# [Task goal]
Give the number of lines containing the word "Farhar" and nothing more.

# [Input]
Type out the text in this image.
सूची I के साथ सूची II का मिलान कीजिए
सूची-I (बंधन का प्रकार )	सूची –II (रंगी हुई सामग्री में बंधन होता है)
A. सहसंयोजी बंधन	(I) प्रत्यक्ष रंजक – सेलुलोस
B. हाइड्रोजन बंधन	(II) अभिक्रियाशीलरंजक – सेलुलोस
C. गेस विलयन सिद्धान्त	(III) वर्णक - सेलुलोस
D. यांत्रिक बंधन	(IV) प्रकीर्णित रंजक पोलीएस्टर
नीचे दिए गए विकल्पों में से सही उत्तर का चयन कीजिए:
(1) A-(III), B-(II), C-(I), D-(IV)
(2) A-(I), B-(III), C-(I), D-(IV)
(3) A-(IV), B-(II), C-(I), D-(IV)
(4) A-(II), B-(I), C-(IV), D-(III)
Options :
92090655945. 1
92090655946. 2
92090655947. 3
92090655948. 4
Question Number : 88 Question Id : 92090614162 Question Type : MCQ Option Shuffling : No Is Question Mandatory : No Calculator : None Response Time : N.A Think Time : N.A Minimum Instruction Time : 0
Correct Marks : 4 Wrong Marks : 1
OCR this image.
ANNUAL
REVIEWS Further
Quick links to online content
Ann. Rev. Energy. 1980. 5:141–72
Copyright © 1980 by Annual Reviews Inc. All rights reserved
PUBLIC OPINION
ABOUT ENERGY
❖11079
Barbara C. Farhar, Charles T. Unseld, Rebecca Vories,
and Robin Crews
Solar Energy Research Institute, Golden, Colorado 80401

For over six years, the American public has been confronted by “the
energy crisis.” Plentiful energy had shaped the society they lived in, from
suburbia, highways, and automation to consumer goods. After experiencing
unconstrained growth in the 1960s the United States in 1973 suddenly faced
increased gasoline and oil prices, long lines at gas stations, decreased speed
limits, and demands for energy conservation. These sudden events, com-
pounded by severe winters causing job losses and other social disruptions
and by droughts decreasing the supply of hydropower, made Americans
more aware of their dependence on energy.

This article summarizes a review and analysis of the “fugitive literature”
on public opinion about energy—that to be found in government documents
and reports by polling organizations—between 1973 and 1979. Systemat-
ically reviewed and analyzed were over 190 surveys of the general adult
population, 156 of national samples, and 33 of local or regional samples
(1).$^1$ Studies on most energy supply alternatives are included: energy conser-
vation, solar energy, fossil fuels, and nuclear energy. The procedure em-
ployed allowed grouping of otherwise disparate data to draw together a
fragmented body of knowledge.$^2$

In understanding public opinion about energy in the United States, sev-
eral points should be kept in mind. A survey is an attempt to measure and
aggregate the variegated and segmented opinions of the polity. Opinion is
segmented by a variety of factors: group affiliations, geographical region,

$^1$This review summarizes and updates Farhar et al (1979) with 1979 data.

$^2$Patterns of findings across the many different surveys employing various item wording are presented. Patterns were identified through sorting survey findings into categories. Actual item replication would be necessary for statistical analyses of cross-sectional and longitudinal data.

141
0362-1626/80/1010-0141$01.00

# [Solution to this exercise]
2